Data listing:

* START *

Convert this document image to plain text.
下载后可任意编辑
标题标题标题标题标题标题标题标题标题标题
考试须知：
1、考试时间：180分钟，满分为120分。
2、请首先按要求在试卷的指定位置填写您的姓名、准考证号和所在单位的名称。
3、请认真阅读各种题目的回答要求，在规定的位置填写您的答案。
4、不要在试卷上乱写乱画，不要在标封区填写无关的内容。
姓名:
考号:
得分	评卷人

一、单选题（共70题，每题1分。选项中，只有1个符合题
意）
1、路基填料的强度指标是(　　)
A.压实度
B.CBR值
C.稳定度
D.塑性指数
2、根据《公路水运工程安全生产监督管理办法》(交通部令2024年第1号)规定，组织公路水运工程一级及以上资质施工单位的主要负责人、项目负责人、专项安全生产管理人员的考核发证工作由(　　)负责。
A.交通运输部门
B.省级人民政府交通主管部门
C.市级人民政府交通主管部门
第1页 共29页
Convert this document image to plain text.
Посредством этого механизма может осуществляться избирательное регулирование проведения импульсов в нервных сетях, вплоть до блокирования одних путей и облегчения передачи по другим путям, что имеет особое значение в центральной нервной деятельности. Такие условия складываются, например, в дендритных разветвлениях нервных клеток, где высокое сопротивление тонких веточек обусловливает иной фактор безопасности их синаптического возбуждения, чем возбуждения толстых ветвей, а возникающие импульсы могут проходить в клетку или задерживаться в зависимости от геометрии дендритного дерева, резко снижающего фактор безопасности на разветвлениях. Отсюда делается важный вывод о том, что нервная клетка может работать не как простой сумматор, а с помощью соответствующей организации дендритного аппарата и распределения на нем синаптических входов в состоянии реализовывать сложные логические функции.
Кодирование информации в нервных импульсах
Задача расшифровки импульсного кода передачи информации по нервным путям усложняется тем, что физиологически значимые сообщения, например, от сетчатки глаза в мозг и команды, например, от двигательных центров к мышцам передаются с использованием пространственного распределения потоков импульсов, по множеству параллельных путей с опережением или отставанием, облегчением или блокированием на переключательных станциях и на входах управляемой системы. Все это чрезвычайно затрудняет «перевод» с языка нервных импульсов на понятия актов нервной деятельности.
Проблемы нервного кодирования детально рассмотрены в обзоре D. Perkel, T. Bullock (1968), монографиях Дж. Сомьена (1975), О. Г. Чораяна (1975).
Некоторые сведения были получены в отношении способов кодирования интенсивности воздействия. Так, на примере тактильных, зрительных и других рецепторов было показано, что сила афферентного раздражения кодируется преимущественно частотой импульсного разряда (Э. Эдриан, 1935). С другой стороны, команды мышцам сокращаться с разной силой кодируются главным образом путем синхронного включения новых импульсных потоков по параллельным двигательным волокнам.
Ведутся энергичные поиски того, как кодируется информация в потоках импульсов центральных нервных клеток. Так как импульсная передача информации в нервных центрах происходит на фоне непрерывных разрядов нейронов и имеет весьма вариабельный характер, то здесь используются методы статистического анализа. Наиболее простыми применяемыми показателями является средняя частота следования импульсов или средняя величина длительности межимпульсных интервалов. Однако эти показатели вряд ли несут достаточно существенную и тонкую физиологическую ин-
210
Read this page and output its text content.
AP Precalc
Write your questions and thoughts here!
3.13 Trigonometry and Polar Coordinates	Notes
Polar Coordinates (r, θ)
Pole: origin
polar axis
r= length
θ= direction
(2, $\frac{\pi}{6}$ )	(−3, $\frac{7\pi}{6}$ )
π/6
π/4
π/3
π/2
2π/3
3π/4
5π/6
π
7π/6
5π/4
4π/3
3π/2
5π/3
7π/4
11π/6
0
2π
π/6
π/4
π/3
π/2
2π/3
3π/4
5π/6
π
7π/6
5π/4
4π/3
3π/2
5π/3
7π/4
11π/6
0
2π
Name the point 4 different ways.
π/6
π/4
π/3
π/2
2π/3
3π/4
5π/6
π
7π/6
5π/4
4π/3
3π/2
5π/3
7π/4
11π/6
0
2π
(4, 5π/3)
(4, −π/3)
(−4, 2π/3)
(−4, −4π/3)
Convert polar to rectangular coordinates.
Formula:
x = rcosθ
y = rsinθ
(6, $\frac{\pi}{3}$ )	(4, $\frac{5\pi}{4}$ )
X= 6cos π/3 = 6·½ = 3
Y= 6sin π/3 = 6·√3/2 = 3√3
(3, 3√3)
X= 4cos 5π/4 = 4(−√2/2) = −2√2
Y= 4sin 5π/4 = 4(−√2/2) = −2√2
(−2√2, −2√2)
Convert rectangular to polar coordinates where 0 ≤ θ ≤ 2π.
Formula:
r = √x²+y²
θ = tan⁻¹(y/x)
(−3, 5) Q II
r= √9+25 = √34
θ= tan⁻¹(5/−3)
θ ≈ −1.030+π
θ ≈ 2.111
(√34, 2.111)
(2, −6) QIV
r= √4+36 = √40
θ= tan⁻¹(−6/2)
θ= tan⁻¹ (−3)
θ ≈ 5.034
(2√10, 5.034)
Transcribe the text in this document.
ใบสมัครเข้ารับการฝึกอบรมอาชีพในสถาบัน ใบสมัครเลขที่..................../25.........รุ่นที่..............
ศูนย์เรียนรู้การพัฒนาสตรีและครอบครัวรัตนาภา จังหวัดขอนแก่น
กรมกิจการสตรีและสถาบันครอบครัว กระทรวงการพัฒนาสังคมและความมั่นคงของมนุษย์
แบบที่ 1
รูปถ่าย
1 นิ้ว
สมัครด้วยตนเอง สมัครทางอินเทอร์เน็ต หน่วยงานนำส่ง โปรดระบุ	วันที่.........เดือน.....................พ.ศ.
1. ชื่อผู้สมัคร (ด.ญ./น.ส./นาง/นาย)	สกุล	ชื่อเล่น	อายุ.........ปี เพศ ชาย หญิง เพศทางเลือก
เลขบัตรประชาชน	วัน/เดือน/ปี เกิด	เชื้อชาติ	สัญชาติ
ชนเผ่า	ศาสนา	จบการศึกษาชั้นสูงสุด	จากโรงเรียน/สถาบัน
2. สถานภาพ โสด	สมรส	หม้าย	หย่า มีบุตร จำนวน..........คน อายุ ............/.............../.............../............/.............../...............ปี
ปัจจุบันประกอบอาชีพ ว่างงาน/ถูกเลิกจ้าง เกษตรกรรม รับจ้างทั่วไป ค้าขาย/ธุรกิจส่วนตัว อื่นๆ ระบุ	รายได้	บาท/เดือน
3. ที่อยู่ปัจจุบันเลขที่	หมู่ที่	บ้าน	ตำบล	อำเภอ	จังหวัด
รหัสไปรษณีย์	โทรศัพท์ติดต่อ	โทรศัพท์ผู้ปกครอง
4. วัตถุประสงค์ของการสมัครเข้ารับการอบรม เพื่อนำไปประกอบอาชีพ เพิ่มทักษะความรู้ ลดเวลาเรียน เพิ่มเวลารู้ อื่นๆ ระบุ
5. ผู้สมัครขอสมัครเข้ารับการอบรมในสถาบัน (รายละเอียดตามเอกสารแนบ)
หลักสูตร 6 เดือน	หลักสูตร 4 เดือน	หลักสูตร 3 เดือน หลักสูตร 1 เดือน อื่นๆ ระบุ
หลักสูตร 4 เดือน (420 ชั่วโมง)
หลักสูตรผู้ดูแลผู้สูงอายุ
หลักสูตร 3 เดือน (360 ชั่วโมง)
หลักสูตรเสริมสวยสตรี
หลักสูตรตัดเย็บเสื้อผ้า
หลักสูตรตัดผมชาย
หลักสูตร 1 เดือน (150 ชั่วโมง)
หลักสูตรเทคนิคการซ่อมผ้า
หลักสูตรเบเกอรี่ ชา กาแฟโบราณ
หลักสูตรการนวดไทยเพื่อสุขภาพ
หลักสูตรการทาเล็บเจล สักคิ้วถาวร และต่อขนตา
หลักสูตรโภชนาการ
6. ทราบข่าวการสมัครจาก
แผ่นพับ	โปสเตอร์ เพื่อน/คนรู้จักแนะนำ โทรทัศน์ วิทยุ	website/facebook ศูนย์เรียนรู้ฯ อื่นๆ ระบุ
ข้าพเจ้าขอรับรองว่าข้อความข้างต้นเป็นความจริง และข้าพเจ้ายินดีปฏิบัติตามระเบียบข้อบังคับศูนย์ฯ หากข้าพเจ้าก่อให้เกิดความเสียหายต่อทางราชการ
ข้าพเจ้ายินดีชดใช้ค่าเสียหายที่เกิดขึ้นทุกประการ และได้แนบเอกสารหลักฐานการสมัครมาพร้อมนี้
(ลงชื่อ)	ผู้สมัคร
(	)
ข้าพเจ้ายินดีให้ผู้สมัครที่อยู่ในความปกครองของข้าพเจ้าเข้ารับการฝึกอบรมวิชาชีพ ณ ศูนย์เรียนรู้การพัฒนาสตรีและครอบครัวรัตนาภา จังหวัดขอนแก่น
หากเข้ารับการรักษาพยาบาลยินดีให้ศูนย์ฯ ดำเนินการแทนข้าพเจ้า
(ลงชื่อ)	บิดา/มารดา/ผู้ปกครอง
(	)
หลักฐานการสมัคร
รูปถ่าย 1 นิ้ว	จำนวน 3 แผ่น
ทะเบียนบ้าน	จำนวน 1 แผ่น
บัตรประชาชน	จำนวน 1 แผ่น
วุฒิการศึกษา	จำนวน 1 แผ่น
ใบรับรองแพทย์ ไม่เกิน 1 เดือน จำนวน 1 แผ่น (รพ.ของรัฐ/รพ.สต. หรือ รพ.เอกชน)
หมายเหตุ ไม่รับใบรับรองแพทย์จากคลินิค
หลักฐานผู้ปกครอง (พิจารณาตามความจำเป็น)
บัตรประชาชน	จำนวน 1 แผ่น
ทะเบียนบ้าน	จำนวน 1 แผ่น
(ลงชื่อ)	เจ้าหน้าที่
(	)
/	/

* END *

Short exercise = From the entries, copy out each line containing the word "และครอบคร".

Exercise solution =
ศูนย์เรียนรู้การพัฒนาสตรีและครอบครัวรัตนาภา จังหวัดขอนแก่น
ข้าพเจ้ายินดีให้ผู้สมัครที่อยู่ในความปกครองของข้าพเจ้าเข้ารับการฝึกอบรมวิชาชีพ ณ ศูนย์เรียนรู้การพัฒนาสตรีและครอบครัวรัตนาภา จังหวัดขอนแก่น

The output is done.